[start of Data provided]

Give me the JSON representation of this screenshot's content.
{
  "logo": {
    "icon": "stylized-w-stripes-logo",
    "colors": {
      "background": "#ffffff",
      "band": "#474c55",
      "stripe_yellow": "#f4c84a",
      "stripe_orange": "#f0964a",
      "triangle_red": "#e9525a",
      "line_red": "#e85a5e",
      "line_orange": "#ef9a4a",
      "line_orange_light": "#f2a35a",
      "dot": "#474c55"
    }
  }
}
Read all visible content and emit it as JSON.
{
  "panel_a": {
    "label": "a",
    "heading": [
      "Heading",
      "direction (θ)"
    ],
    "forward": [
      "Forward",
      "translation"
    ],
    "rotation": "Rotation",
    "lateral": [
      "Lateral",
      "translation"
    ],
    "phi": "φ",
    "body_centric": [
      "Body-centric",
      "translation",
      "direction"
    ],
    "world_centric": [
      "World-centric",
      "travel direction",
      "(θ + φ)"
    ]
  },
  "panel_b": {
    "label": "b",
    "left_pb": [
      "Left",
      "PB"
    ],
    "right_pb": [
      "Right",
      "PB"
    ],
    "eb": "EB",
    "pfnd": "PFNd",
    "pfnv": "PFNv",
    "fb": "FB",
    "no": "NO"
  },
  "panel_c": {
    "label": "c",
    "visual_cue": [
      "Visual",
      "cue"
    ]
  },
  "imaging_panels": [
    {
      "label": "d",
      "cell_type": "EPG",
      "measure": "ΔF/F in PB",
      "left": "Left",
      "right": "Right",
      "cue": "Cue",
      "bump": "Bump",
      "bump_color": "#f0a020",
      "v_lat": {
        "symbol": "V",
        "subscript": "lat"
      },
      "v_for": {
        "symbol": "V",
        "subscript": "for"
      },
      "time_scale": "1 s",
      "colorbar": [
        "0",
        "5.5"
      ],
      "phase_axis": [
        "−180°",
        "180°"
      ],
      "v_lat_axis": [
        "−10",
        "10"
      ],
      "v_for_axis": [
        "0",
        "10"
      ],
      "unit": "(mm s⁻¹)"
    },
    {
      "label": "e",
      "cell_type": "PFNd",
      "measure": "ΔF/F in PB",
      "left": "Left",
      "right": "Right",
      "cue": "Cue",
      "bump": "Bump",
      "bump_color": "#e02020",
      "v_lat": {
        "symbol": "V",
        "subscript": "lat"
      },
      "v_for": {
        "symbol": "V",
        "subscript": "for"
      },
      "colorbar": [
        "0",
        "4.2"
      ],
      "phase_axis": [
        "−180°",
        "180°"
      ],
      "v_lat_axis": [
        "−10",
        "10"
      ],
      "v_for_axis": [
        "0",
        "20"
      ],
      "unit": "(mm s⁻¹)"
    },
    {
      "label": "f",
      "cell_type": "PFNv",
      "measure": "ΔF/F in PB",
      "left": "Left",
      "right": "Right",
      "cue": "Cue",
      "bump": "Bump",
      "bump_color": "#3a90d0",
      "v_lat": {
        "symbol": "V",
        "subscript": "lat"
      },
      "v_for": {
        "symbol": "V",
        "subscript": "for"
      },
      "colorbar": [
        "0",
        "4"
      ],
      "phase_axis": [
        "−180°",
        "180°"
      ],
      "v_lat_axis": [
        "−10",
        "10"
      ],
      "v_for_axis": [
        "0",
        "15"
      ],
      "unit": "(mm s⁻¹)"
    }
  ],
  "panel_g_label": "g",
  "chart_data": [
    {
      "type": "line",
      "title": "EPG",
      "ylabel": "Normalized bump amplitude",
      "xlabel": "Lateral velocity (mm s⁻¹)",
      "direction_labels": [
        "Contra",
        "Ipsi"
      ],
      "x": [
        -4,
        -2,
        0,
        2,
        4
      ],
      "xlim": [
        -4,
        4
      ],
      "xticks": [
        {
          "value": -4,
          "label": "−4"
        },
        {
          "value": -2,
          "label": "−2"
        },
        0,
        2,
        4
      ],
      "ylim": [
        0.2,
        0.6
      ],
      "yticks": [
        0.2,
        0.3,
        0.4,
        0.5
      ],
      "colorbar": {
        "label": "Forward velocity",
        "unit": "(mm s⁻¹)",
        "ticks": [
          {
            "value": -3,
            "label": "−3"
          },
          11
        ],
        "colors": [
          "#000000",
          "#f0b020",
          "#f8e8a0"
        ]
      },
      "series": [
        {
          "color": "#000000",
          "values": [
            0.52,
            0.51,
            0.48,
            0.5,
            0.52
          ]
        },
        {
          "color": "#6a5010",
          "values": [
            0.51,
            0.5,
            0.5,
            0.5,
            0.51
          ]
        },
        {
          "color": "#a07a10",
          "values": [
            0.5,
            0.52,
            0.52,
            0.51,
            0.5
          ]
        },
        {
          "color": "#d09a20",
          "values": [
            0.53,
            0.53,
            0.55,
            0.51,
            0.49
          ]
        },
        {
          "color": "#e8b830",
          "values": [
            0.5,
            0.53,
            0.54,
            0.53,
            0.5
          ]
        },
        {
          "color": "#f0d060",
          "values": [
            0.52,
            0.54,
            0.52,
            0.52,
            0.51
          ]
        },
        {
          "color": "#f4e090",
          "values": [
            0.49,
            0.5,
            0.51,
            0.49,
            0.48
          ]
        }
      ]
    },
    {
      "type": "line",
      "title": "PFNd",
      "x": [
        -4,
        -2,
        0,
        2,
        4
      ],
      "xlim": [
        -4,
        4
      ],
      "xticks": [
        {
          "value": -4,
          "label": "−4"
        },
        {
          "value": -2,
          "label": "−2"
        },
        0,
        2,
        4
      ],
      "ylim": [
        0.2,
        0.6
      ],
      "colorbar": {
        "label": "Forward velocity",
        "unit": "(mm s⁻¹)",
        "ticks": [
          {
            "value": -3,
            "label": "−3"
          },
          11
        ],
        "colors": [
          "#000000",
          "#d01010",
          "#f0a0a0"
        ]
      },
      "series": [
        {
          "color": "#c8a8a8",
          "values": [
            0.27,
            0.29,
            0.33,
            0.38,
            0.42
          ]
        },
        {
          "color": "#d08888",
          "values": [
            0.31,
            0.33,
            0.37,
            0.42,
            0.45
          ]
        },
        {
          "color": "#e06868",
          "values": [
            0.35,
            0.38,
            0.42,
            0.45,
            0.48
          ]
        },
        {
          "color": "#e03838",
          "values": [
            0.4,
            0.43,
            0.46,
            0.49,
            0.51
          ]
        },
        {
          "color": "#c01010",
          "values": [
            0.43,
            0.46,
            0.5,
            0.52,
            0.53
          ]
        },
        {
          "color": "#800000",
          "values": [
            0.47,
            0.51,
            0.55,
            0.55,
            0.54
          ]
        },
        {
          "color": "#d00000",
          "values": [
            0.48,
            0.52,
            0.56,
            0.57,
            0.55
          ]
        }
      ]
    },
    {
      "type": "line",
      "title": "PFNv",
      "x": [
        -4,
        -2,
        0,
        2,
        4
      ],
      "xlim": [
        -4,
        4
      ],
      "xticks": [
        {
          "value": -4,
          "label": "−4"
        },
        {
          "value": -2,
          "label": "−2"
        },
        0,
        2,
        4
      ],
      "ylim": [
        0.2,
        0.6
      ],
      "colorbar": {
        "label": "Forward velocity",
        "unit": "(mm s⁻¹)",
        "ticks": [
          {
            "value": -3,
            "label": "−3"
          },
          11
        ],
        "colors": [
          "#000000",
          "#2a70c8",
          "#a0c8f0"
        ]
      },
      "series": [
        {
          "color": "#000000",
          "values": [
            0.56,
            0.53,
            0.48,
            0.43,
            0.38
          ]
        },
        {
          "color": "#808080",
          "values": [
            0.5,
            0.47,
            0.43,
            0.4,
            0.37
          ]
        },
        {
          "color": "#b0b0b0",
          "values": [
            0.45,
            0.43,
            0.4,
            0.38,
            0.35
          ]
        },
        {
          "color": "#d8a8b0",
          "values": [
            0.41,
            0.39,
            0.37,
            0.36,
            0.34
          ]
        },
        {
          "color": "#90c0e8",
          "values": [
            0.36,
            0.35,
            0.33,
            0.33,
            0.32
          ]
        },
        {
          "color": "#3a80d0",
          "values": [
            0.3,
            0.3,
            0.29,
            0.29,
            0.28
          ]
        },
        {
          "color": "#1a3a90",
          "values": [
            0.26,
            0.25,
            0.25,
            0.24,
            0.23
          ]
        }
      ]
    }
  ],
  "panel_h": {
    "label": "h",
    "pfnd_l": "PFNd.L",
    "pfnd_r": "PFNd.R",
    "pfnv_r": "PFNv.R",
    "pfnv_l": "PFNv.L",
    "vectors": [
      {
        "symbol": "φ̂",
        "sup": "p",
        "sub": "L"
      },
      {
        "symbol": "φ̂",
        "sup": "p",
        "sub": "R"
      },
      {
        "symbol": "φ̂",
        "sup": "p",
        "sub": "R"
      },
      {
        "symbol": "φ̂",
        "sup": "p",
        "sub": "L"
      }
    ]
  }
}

[end of Data provided]

▶ [Exercise requirements]:
Report the count of lines in the entries that contain the string "PFNv", and nothing besides it.

▶ [Written solution]:
5